> _Problem description_
Please pull out every line that includes the string "screenshot".

> _Provided records_
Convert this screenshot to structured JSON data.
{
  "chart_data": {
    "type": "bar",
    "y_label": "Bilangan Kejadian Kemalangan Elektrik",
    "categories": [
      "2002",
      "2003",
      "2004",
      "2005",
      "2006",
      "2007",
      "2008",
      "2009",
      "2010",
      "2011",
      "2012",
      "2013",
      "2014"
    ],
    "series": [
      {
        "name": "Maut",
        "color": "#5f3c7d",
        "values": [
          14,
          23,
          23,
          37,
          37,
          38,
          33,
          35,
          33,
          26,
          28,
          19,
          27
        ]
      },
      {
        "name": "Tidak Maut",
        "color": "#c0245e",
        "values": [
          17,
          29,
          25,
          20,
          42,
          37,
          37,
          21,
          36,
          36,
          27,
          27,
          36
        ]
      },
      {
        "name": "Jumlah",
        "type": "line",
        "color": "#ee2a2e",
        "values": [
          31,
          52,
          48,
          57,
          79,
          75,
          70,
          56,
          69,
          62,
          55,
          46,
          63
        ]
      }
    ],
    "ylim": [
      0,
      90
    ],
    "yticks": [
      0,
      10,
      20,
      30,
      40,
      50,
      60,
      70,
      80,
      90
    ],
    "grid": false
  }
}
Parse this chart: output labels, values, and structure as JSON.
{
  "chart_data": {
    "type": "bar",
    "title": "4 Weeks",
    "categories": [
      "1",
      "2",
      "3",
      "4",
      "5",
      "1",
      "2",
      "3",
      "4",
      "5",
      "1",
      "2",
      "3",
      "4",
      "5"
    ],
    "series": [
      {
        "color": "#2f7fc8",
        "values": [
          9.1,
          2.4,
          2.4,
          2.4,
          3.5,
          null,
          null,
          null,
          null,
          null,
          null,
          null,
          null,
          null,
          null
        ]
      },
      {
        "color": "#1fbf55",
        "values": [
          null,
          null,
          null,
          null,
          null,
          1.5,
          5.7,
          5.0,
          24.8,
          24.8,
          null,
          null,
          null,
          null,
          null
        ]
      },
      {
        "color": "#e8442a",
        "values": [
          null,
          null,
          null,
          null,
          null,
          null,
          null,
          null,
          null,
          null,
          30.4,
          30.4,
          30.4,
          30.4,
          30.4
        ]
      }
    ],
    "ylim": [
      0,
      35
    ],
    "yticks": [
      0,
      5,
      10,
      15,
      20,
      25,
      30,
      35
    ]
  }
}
---
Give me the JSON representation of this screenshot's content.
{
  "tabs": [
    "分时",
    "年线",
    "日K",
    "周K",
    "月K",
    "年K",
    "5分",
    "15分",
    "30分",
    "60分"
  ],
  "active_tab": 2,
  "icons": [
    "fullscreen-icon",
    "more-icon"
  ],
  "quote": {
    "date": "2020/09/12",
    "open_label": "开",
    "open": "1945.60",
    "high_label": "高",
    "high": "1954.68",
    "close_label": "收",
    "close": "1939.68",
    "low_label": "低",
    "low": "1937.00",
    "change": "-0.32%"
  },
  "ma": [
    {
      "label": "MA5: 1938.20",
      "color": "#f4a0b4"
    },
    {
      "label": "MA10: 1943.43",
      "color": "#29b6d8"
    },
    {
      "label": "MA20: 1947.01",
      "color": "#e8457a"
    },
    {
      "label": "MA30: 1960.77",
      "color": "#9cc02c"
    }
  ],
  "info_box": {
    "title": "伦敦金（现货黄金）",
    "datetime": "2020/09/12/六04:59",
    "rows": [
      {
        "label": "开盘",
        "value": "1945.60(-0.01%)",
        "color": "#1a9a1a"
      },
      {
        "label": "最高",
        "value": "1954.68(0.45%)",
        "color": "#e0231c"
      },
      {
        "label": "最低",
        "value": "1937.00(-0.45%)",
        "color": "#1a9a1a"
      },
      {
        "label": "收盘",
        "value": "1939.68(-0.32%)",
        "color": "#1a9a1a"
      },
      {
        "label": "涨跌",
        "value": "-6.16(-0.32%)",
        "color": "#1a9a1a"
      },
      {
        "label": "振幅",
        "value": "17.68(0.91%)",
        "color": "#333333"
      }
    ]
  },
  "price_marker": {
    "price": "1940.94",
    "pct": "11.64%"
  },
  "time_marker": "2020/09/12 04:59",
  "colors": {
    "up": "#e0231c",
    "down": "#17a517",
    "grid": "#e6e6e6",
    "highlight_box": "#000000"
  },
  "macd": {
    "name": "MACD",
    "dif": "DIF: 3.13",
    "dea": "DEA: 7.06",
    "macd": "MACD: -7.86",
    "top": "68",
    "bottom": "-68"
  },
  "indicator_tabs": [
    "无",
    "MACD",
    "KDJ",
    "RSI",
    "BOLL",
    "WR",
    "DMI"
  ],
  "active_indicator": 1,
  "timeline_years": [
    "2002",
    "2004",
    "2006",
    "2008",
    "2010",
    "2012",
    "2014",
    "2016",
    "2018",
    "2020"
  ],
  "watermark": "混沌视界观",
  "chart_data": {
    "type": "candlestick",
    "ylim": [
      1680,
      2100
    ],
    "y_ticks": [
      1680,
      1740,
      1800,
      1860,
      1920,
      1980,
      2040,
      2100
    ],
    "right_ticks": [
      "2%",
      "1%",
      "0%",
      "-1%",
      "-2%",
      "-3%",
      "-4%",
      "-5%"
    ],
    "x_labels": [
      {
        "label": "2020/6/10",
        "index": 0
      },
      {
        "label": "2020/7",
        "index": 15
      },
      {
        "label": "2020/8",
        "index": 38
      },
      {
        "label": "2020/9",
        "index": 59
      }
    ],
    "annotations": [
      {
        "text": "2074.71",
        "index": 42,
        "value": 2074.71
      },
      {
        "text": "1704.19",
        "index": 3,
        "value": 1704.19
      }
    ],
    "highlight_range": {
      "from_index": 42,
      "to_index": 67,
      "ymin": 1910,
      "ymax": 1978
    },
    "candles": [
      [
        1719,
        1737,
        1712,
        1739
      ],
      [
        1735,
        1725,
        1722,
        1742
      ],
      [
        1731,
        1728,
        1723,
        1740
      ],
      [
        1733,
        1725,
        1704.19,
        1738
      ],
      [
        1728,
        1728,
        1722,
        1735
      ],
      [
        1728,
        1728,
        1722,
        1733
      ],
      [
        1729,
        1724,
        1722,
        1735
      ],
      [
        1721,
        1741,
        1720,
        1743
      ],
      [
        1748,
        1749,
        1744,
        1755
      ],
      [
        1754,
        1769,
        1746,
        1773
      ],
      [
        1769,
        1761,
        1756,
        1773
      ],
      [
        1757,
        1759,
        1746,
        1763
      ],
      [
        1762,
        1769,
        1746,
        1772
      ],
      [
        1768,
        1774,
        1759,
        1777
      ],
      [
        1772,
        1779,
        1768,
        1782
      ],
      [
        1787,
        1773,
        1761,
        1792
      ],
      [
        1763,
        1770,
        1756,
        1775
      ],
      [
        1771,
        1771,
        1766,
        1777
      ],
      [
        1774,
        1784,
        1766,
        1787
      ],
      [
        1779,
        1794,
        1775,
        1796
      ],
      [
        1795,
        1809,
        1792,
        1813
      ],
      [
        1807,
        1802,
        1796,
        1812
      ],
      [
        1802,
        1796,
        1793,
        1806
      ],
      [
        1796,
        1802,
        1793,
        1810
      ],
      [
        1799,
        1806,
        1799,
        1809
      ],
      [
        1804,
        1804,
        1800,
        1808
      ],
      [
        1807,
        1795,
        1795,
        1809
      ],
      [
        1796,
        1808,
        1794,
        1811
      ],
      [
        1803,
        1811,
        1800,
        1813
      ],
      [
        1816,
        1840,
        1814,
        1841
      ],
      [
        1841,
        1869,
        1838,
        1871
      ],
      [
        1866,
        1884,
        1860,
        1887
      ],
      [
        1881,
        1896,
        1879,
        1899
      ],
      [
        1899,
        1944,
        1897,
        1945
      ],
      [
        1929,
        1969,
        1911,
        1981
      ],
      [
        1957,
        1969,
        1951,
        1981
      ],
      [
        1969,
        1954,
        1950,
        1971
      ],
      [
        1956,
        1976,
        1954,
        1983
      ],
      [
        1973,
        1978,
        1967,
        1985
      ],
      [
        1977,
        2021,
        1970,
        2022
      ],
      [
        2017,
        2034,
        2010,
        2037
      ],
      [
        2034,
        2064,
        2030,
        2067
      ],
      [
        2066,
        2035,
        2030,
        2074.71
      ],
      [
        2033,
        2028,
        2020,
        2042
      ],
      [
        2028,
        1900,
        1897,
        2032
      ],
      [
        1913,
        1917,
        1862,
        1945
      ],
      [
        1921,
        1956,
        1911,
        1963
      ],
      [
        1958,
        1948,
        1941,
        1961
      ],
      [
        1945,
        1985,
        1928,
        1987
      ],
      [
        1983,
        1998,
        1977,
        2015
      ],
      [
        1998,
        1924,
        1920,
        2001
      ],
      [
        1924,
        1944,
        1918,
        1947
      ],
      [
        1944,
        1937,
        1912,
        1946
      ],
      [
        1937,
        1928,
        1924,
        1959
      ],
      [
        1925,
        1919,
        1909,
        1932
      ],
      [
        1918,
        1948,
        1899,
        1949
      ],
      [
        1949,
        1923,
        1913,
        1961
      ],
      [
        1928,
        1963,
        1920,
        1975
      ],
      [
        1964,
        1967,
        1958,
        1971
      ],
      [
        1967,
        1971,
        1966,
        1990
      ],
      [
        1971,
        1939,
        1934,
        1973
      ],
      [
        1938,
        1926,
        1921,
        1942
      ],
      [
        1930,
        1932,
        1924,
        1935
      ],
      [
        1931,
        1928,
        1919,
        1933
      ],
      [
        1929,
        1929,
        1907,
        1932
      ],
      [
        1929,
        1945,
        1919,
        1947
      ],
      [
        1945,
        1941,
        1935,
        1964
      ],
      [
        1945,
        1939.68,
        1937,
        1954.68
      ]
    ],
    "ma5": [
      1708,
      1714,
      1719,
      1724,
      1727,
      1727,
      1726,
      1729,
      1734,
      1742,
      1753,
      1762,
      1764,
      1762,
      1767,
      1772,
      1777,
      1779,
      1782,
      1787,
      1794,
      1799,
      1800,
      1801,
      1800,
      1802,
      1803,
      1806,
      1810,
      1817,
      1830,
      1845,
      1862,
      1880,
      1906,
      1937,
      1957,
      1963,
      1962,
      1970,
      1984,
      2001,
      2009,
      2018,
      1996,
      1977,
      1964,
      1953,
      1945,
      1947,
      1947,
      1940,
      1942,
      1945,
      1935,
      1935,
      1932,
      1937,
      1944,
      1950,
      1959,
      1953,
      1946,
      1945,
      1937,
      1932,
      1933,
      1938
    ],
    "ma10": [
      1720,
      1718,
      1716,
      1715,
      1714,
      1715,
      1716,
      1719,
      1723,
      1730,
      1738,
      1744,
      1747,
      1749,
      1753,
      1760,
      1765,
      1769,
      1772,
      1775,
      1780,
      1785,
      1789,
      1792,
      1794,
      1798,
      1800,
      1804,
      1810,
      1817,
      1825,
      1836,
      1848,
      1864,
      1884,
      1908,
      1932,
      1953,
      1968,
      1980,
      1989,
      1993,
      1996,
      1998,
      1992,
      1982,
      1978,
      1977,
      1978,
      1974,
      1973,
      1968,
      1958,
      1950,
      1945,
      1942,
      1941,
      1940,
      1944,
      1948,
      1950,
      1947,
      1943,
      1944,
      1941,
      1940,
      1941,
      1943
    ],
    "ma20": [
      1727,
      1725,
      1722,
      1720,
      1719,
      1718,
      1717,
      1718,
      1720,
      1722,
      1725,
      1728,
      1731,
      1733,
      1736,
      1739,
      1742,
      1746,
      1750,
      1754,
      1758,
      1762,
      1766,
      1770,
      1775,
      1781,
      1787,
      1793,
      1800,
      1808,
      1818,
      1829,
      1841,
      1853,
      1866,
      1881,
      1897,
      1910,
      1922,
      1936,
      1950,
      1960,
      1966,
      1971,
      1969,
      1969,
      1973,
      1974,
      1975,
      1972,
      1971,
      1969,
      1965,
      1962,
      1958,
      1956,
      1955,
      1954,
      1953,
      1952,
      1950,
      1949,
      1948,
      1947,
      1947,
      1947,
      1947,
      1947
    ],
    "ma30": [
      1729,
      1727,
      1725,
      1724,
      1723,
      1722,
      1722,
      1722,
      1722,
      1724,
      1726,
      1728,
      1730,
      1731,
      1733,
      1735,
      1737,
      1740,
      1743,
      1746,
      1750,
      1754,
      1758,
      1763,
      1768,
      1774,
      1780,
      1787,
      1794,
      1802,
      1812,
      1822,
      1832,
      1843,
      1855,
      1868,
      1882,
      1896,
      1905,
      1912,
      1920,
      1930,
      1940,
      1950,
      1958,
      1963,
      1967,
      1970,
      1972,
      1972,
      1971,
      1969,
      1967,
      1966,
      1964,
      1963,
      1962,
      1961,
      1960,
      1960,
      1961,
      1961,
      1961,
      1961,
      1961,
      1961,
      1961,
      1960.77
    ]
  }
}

> _Exercise answer_
Convert this screenshot to structured JSON data.
Give me the JSON representation of this screenshot's content.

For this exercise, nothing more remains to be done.